■ GOAL ■
All records should be reproduced verbatim.

Dataset records
##############################

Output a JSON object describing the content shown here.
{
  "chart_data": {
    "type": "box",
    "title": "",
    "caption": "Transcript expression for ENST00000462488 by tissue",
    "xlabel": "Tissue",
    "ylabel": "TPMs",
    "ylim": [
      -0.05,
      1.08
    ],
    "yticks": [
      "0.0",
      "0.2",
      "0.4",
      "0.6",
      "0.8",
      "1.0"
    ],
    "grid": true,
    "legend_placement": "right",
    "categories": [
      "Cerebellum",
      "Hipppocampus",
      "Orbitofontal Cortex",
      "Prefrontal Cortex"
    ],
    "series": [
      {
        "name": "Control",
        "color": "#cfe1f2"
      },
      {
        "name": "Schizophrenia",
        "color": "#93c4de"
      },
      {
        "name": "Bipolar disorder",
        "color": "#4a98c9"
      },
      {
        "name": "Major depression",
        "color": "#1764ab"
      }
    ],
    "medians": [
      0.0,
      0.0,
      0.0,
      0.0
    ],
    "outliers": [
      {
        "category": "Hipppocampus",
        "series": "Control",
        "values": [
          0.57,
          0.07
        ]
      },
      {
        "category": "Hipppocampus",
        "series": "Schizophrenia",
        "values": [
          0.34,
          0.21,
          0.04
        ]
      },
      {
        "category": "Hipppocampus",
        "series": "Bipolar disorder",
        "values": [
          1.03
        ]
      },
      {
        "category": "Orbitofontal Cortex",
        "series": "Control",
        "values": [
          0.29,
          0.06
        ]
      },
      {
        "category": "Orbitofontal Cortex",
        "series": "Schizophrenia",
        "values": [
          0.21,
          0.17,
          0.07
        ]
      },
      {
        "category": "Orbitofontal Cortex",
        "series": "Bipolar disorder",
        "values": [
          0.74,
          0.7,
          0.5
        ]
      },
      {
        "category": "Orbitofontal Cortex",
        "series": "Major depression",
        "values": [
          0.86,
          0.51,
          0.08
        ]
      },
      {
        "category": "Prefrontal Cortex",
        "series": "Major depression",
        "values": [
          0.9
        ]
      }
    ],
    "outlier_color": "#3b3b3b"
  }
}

##############################

■ EXERCISE SOLUTION ■
Output a JSON object describing the content shown here.
{
  "chart_data": {
    "type": "box",
    "title": "",
    "caption": "Transcript expression for ENST00000462488 by tissue",
    "xlabel": "Tissue",
    "ylabel": "TPMs",
    "ylim": [
      -0.05,
      1.08
    ],
    "yticks": [
      "0.0",
      "0.2",
      "0.4",
      "0.6",
      "0.8",
      "1.0"
    ],
    "grid": true,
    "legend_placement": "right",
    "categories": [
      "Cerebellum",
      "Hipppocampus",
      "Orbitofontal Cortex",
      "Prefrontal Cortex"
    ],
    "series": [
      {
        "name": "Control",
        "color": "#cfe1f2"
      },
      {
        "name": "Schizophrenia",
        "color": "#93c4de"
      },
      {
        "name": "Bipolar disorder",
        "color": "#4a98c9"
      },
      {
        "name": "Major depression",
        "color": "#1764ab"
      }
    ],
    "medians": [
      0.0,
      0.0,
      0.0,
      0.0
    ],
    "outliers": [
      {
        "category": "Hipppocampus",
        "series": "Control",
        "values": [
          0.57,
          0.07
        ]
      },
      {
        "category": "Hipppocampus",
        "series": "Schizophrenia",
        "values": [
          0.34,
          0.21,
          0.04
        ]
      },
      {
        "category": "Hipppocampus",
        "series": "Bipolar disorder",
        "values": [
          1.03
        ]
      },
      {
        "category": "Orbitofontal Cortex",
        "series": "Control",
        "values": [
          0.29,
          0.06
        ]
      },
      {
        "category": "Orbitofontal Cortex",
        "series": "Schizophrenia",
        "values": [
          0.21,
          0.17,
          0.07
        ]
      },
      {
        "category": "Orbitofontal Cortex",
        "series": "Bipolar disorder",
        "values": [
          0.74,
          0.7,
          0.5
        ]
      },
      {
        "category": "Orbitofontal Cortex",
        "series": "Major depression",
        "values": [
          0.86,
          0.51,
          0.08
        ]
      },
      {
        "category": "Prefrontal Cortex",
        "series": "Major depression",
        "values": [
          0.9
        ]
      }
    ],
    "outlier_color": "#3b3b3b"
  }
}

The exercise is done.